PROBLEM TO SOLVE
Without changing a character, return the entries, but not the images they hold.
** begin RECORDS FOR THE EXERCISE **
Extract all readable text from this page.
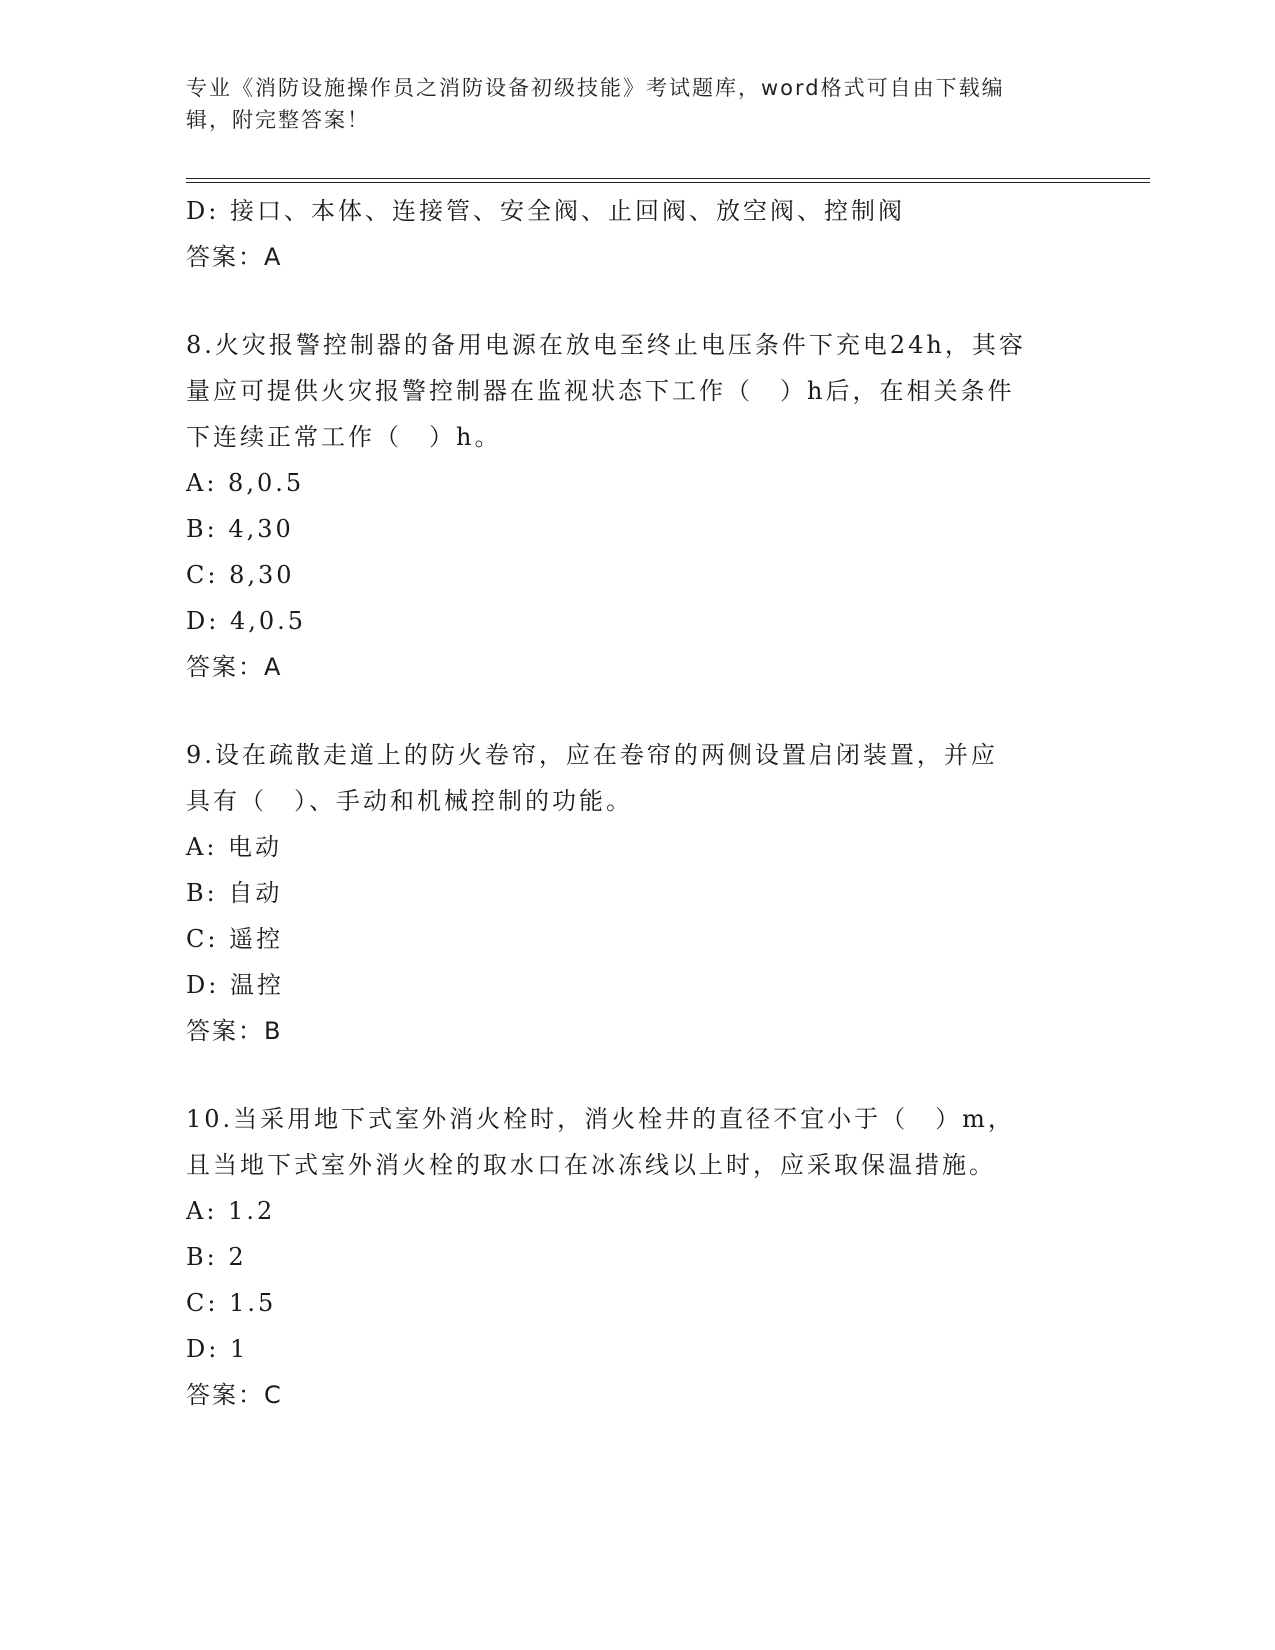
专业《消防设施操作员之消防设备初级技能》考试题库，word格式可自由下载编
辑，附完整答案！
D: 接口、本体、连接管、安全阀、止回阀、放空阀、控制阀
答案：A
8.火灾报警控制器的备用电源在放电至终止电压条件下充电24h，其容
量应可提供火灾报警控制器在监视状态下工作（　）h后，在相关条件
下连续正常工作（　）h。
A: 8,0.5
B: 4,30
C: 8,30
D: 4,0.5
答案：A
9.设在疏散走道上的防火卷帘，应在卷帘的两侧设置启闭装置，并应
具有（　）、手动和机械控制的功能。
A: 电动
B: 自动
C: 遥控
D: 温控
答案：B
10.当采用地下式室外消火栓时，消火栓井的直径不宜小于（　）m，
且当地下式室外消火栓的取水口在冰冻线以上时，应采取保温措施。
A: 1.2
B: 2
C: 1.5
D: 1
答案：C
** end RECORDS FOR THE EXERCISE **
FINISHED EXERCISE
Extract all readable text from this page.
专业《消防设施操作员之消防设备初级技能》考试题库，word格式可自由下载编
辑，附完整答案！
D: 接口、本体、连接管、安全阀、止回阀、放空阀、控制阀
答案：A
8.火灾报警控制器的备用电源在放电至终止电压条件下充电24h，其容
量应可提供火灾报警控制器在监视状态下工作（　）h后，在相关条件
下连续正常工作（　）h。
A: 8,0.5
B: 4,30
C: 8,30
D: 4,0.5
答案：A
9.设在疏散走道上的防火卷帘，应在卷帘的两侧设置启闭装置，并应
具有（　）、手动和机械控制的功能。
A: 电动
B: 自动
C: 遥控
D: 温控
答案：B
10.当采用地下式室外消火栓时，消火栓井的直径不宜小于（　）m，
且当地下式室外消火栓的取水口在冰冻线以上时，应采取保温措施。
A: 1.2
B: 2
C: 1.5
D: 1
答案：C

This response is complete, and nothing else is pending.